### The request:
Return each line containing "date".

### Extracted information:
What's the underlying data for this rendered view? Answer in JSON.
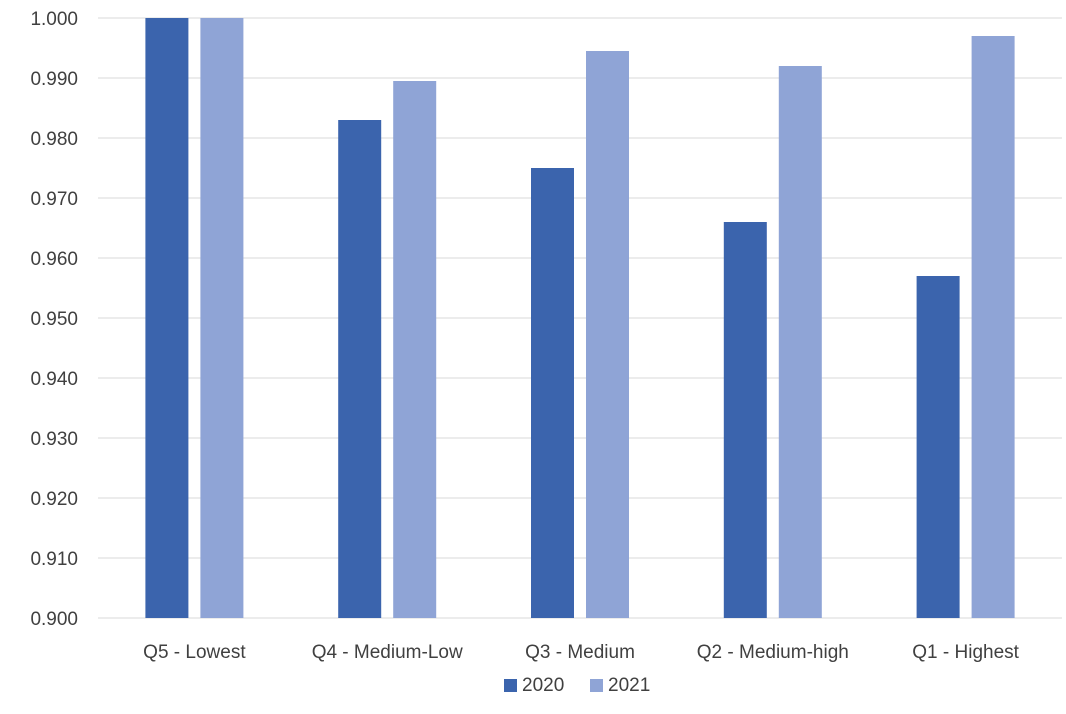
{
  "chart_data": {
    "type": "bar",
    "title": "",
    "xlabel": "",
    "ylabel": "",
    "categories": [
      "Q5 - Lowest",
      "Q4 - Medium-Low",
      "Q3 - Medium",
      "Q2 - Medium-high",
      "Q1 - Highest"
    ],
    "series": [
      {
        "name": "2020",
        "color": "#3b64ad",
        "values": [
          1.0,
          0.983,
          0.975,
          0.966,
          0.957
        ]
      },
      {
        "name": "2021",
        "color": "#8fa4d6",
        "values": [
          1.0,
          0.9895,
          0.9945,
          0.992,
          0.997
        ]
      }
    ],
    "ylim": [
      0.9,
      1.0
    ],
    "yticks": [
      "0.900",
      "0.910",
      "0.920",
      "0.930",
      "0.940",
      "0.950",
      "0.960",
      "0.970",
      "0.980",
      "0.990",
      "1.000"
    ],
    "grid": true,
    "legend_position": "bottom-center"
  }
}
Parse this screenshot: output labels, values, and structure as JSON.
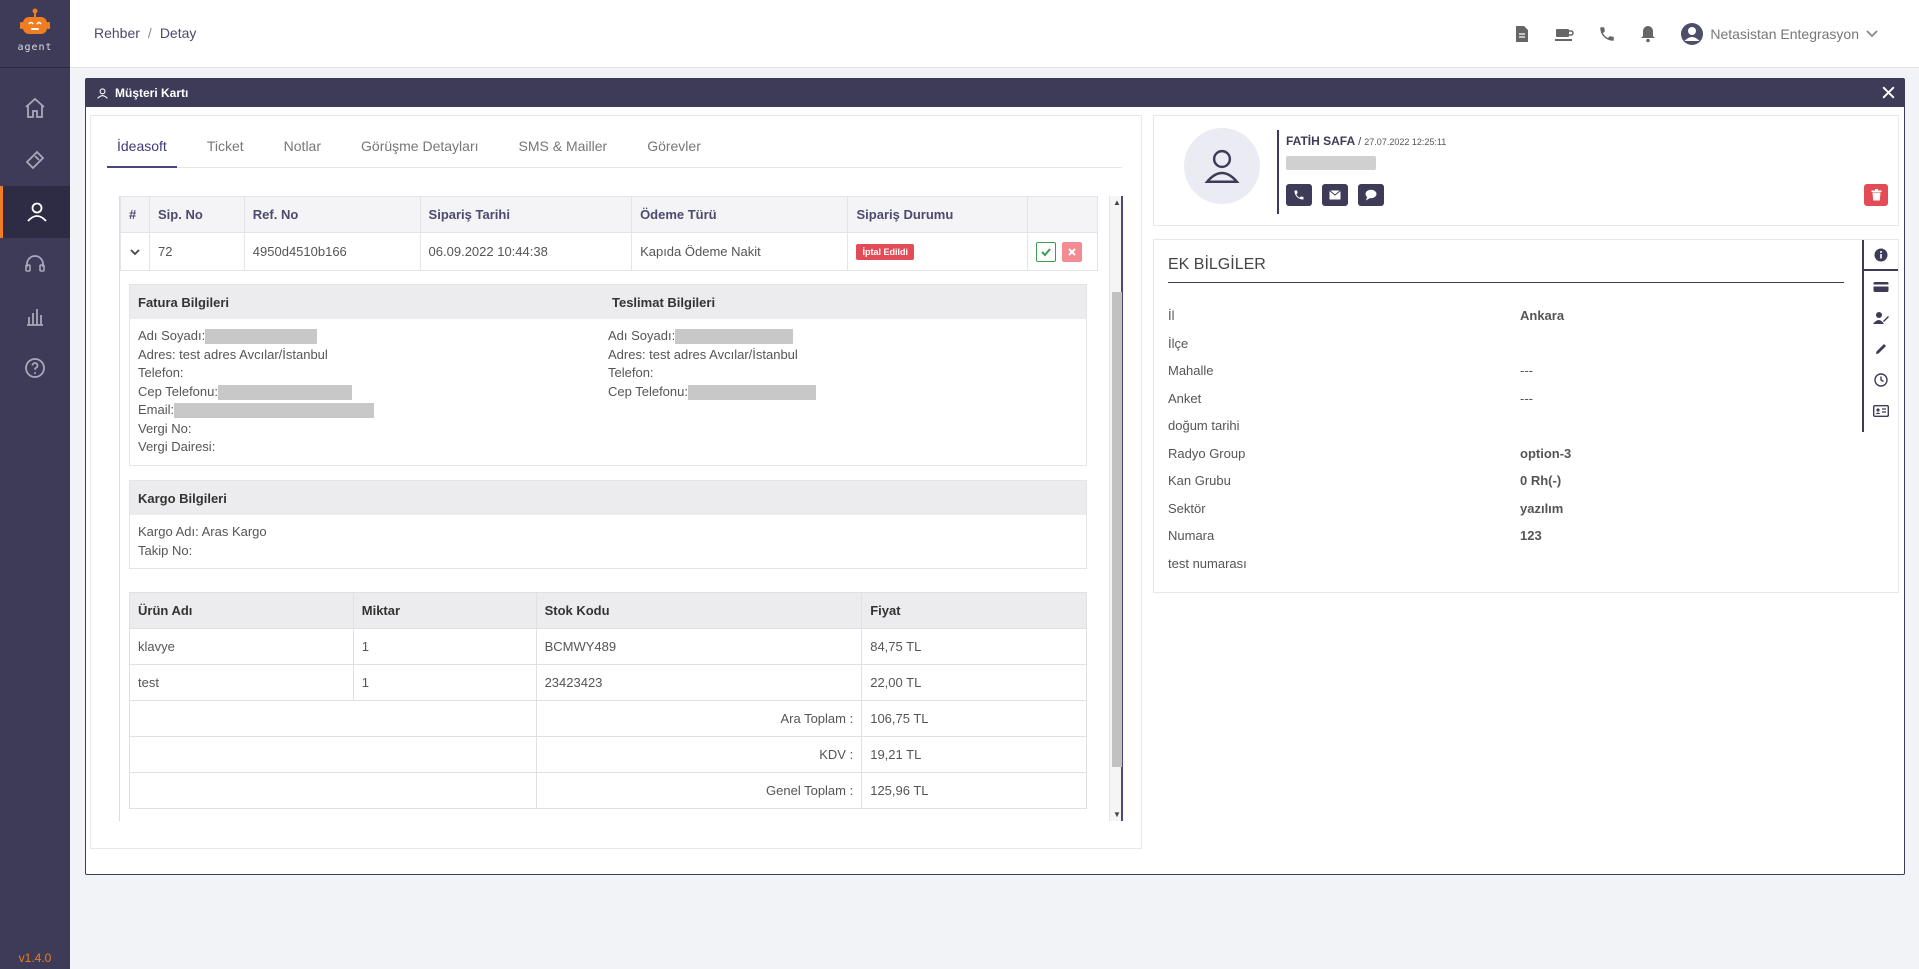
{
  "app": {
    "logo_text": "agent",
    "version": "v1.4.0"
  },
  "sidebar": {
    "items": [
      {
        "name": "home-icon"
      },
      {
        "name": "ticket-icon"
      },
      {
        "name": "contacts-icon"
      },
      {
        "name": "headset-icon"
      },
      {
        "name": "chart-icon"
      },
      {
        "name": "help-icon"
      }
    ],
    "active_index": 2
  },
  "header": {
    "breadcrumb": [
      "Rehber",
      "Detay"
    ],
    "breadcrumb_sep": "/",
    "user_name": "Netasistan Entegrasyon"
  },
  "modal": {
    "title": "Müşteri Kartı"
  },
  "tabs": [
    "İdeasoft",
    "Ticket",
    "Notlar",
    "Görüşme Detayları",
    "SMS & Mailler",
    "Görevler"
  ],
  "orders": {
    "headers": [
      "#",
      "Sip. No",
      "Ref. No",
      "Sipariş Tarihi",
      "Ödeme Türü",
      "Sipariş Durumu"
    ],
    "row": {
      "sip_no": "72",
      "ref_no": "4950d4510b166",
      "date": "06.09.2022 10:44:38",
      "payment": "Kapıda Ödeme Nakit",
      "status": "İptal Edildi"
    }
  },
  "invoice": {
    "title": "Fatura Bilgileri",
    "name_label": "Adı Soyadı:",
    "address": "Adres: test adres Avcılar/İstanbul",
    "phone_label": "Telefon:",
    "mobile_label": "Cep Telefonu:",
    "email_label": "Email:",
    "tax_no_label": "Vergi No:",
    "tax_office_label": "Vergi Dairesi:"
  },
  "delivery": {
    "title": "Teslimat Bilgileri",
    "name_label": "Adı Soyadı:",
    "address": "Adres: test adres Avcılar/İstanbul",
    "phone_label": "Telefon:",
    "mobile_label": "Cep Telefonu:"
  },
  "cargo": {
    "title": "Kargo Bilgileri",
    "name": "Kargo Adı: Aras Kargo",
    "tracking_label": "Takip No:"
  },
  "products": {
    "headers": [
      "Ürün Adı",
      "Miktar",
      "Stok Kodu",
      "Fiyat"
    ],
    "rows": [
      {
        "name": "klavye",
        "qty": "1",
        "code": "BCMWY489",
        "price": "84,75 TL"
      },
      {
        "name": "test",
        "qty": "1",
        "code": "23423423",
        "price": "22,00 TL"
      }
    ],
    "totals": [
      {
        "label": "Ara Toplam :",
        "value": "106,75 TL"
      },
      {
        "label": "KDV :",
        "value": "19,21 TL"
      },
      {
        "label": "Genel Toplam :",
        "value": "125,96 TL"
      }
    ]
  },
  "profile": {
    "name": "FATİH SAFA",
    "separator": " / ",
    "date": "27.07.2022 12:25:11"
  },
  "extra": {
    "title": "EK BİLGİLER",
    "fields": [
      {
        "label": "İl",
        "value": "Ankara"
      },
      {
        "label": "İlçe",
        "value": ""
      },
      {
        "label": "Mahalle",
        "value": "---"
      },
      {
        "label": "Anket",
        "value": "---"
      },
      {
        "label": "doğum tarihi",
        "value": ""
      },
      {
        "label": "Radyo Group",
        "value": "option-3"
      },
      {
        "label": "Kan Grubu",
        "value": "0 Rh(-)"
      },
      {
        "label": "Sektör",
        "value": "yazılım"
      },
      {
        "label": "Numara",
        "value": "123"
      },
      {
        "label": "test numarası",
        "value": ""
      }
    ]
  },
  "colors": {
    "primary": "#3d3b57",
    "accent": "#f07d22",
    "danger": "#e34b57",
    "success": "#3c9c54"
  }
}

---

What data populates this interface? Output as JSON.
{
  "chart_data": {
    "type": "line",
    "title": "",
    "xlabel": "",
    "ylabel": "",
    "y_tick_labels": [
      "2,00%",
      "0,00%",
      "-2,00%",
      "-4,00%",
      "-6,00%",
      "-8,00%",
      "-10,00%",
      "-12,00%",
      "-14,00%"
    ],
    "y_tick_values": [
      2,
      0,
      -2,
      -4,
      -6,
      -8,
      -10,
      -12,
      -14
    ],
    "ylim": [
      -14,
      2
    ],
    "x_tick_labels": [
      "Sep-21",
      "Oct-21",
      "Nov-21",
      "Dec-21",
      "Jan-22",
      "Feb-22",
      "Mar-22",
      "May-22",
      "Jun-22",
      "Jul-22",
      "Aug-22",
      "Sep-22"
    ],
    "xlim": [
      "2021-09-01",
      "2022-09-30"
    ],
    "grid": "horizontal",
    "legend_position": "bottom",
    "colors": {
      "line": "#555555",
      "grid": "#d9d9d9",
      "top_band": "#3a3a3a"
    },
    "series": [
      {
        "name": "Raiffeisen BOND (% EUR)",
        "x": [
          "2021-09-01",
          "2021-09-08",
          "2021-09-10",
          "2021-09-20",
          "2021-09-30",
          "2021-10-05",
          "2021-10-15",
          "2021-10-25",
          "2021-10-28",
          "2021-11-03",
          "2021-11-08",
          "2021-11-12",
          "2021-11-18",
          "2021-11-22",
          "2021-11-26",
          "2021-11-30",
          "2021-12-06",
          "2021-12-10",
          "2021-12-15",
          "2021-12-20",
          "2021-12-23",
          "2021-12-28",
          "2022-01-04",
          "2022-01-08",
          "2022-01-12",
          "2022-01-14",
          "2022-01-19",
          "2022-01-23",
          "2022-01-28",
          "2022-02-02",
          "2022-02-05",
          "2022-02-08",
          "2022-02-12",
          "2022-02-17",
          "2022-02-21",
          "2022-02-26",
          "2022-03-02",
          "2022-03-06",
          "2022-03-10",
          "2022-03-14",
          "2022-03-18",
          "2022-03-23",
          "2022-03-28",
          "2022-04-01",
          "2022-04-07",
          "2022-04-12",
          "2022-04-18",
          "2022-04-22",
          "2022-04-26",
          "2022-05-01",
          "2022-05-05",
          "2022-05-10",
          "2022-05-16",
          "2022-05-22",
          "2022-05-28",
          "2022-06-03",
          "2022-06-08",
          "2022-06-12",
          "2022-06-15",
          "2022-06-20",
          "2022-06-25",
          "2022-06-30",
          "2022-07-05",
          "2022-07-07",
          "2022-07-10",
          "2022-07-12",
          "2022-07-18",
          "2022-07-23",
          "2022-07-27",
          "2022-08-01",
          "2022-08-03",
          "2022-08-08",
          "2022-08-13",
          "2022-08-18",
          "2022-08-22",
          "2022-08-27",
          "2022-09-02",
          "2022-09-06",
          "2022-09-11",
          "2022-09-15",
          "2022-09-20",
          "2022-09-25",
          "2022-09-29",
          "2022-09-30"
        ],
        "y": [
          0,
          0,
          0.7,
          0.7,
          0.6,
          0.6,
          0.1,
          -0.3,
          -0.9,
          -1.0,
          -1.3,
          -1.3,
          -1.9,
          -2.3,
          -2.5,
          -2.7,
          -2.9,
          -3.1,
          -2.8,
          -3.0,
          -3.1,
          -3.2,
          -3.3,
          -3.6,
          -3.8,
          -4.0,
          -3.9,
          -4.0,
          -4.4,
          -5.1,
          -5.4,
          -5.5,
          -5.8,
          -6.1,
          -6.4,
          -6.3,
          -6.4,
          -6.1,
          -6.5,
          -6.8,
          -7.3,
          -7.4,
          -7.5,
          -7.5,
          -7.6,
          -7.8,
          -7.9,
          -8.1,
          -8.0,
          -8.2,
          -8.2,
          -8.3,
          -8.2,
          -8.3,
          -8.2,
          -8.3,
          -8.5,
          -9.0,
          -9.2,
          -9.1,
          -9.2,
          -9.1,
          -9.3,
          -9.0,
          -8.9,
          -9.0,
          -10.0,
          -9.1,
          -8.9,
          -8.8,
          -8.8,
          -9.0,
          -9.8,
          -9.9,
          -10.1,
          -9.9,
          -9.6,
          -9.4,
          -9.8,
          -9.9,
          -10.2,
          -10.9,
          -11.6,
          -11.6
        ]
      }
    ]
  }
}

==

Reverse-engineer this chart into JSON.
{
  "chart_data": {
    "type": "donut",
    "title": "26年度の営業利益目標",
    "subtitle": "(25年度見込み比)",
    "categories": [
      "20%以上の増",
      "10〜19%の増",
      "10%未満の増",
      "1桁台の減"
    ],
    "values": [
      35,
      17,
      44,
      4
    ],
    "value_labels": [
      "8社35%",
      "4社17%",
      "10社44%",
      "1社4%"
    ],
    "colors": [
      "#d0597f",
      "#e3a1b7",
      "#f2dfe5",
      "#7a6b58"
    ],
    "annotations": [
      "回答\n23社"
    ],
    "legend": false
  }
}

### Result below:
      "date": "06.09.2022 10:44:38",
    "date": "27.07.2022 12:25:11"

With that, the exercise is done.